#### [GIVEN REQUEST]
Output each entry below as it stands, leaving out every picture.

-- start MATERIAL SUPPLIED --

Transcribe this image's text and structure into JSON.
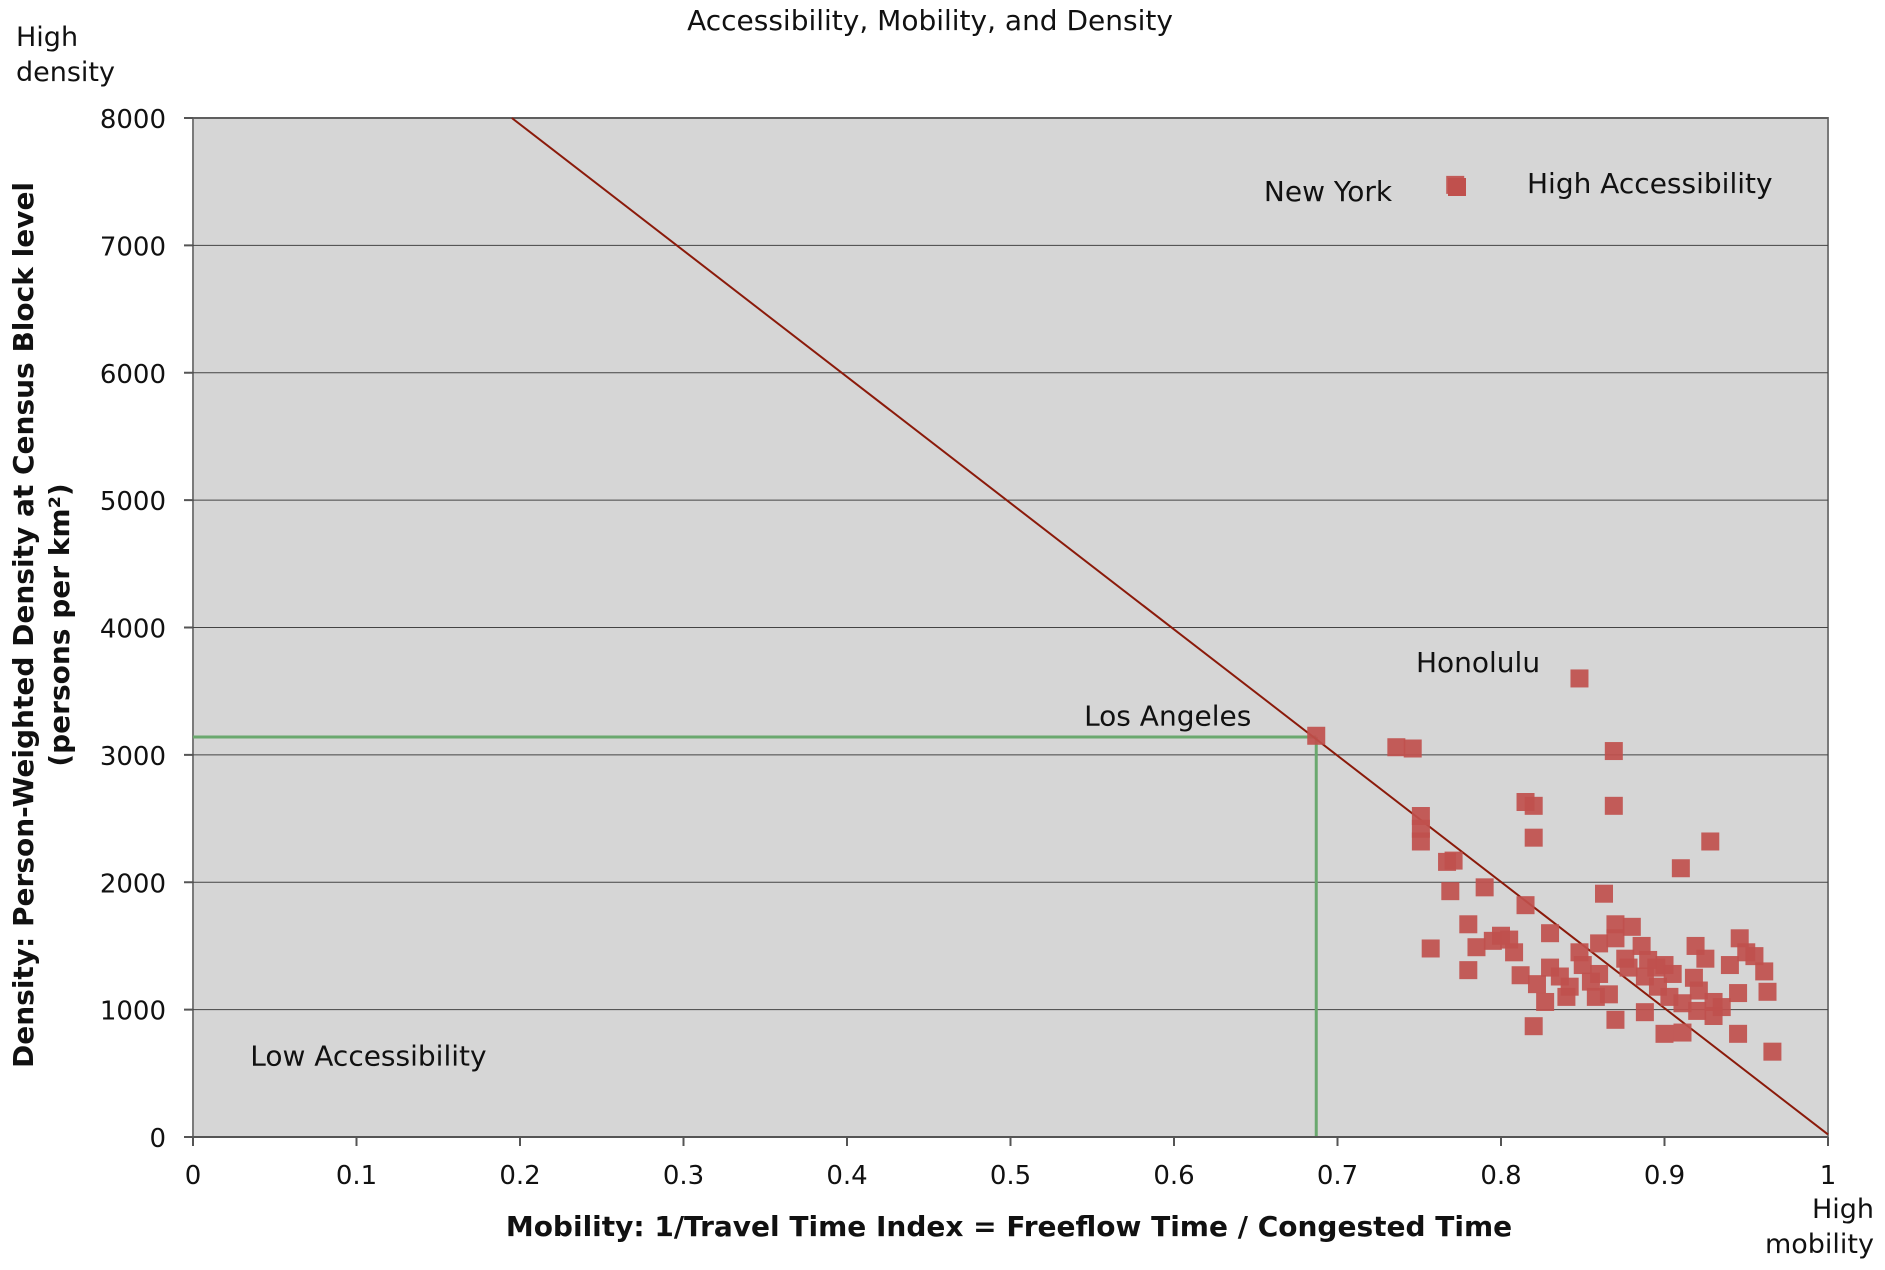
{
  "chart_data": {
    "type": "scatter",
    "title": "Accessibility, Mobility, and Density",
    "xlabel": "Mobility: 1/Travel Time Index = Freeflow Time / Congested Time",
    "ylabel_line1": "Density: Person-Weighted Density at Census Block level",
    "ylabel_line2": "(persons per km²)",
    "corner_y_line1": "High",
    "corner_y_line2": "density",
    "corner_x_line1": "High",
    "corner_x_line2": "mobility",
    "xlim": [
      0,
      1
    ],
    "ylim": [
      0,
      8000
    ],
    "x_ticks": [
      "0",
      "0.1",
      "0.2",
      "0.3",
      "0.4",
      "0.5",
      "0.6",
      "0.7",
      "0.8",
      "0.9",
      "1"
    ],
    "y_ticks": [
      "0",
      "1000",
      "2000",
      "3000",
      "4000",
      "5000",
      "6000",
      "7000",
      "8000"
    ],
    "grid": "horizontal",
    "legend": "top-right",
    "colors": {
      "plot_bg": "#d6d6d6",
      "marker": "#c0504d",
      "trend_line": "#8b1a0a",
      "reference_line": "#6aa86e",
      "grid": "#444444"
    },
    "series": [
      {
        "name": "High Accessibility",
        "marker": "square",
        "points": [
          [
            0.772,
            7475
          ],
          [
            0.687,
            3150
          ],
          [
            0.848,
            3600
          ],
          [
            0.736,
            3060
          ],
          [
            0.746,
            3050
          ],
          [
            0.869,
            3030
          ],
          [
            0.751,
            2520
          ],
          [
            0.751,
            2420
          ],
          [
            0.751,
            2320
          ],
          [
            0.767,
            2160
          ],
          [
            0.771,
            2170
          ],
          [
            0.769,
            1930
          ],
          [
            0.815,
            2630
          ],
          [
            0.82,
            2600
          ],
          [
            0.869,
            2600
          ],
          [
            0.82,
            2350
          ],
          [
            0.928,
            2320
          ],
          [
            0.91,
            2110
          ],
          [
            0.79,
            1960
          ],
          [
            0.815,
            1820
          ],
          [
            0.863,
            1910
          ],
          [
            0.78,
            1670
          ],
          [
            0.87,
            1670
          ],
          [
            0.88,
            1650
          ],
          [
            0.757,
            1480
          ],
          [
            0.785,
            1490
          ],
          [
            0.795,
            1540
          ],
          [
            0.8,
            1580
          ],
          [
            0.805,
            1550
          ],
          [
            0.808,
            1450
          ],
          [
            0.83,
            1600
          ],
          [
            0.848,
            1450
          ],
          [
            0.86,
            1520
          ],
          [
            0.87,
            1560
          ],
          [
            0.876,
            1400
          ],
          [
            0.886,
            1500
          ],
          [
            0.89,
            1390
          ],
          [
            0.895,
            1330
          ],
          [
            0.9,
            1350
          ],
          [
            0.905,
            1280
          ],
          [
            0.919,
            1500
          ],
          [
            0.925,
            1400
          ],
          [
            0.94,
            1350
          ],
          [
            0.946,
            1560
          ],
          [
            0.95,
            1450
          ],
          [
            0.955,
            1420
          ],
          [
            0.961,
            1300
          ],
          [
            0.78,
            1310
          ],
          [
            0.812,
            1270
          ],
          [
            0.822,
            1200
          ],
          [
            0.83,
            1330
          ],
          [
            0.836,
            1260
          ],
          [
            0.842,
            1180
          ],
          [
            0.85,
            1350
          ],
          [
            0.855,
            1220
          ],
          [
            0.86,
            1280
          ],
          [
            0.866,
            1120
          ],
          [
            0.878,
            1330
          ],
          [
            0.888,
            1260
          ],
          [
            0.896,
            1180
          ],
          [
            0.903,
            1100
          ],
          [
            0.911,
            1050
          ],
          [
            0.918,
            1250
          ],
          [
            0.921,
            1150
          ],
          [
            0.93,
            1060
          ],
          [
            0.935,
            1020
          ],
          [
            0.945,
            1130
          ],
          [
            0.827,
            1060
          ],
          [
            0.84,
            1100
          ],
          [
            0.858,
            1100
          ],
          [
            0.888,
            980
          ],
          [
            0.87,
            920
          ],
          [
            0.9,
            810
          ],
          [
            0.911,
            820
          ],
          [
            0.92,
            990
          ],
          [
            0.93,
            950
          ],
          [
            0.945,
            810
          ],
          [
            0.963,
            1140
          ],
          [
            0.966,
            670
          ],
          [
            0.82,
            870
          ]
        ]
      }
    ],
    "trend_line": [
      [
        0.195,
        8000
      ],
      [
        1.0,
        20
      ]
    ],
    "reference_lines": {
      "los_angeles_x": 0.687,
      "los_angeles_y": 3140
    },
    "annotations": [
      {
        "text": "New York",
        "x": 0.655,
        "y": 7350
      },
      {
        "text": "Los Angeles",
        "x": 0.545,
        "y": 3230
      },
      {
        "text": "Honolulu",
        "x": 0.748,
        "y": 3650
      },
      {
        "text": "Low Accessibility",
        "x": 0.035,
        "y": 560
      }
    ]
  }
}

-- end MATERIAL SUPPLIED --

#### [RESPONSE TO THIS TASK]
Transcribe this image's text and structure into JSON.
{
  "chart_data": {
    "type": "scatter",
    "title": "Accessibility, Mobility, and Density",
    "xlabel": "Mobility: 1/Travel Time Index = Freeflow Time / Congested Time",
    "ylabel_line1": "Density: Person-Weighted Density at Census Block level",
    "ylabel_line2": "(persons per km²)",
    "corner_y_line1": "High",
    "corner_y_line2": "density",
    "corner_x_line1": "High",
    "corner_x_line2": "mobility",
    "xlim": [
      0,
      1
    ],
    "ylim": [
      0,
      8000
    ],
    "x_ticks": [
      "0",
      "0.1",
      "0.2",
      "0.3",
      "0.4",
      "0.5",
      "0.6",
      "0.7",
      "0.8",
      "0.9",
      "1"
    ],
    "y_ticks": [
      "0",
      "1000",
      "2000",
      "3000",
      "4000",
      "5000",
      "6000",
      "7000",
      "8000"
    ],
    "grid": "horizontal",
    "legend": "top-right",
    "colors": {
      "plot_bg": "#d6d6d6",
      "marker": "#c0504d",
      "trend_line": "#8b1a0a",
      "reference_line": "#6aa86e",
      "grid": "#444444"
    },
    "series": [
      {
        "name": "High Accessibility",
        "marker": "square",
        "points": [
          [
            0.772,
            7475
          ],
          [
            0.687,
            3150
          ],
          [
            0.848,
            3600
          ],
          [
            0.736,
            3060
          ],
          [
            0.746,
            3050
          ],
          [
            0.869,
            3030
          ],
          [
            0.751,
            2520
          ],
          [
            0.751,
            2420
          ],
          [
            0.751,
            2320
          ],
          [
            0.767,
            2160
          ],
          [
            0.771,
            2170
          ],
          [
            0.769,
            1930
          ],
          [
            0.815,
            2630
          ],
          [
            0.82,
            2600
          ],
          [
            0.869,
            2600
          ],
          [
            0.82,
            2350
          ],
          [
            0.928,
            2320
          ],
          [
            0.91,
            2110
          ],
          [
            0.79,
            1960
          ],
          [
            0.815,
            1820
          ],
          [
            0.863,
            1910
          ],
          [
            0.78,
            1670
          ],
          [
            0.87,
            1670
          ],
          [
            0.88,
            1650
          ],
          [
            0.757,
            1480
          ],
          [
            0.785,
            1490
          ],
          [
            0.795,
            1540
          ],
          [
            0.8,
            1580
          ],
          [
            0.805,
            1550
          ],
          [
            0.808,
            1450
          ],
          [
            0.83,
            1600
          ],
          [
            0.848,
            1450
          ],
          [
            0.86,
            1520
          ],
          [
            0.87,
            1560
          ],
          [
            0.876,
            1400
          ],
          [
            0.886,
            1500
          ],
          [
            0.89,
            1390
          ],
          [
            0.895,
            1330
          ],
          [
            0.9,
            1350
          ],
          [
            0.905,
            1280
          ],
          [
            0.919,
            1500
          ],
          [
            0.925,
            1400
          ],
          [
            0.94,
            1350
          ],
          [
            0.946,
            1560
          ],
          [
            0.95,
            1450
          ],
          [
            0.955,
            1420
          ],
          [
            0.961,
            1300
          ],
          [
            0.78,
            1310
          ],
          [
            0.812,
            1270
          ],
          [
            0.822,
            1200
          ],
          [
            0.83,
            1330
          ],
          [
            0.836,
            1260
          ],
          [
            0.842,
            1180
          ],
          [
            0.85,
            1350
          ],
          [
            0.855,
            1220
          ],
          [
            0.86,
            1280
          ],
          [
            0.866,
            1120
          ],
          [
            0.878,
            1330
          ],
          [
            0.888,
            1260
          ],
          [
            0.896,
            1180
          ],
          [
            0.903,
            1100
          ],
          [
            0.911,
            1050
          ],
          [
            0.918,
            1250
          ],
          [
            0.921,
            1150
          ],
          [
            0.93,
            1060
          ],
          [
            0.935,
            1020
          ],
          [
            0.945,
            1130
          ],
          [
            0.827,
            1060
          ],
          [
            0.84,
            1100
          ],
          [
            0.858,
            1100
          ],
          [
            0.888,
            980
          ],
          [
            0.87,
            920
          ],
          [
            0.9,
            810
          ],
          [
            0.911,
            820
          ],
          [
            0.92,
            990
          ],
          [
            0.93,
            950
          ],
          [
            0.945,
            810
          ],
          [
            0.963,
            1140
          ],
          [
            0.966,
            670
          ],
          [
            0.82,
            870
          ]
        ]
      }
    ],
    "trend_line": [
      [
        0.195,
        8000
      ],
      [
        1.0,
        20
      ]
    ],
    "reference_lines": {
      "los_angeles_x": 0.687,
      "los_angeles_y": 3140
    },
    "annotations": [
      {
        "text": "New York",
        "x": 0.655,
        "y": 7350
      },
      {
        "text": "Los Angeles",
        "x": 0.545,
        "y": 3230
      },
      {
        "text": "Honolulu",
        "x": 0.748,
        "y": 3650
      },
      {
        "text": "Low Accessibility",
        "x": 0.035,
        "y": 560
      }
    ]
  }
}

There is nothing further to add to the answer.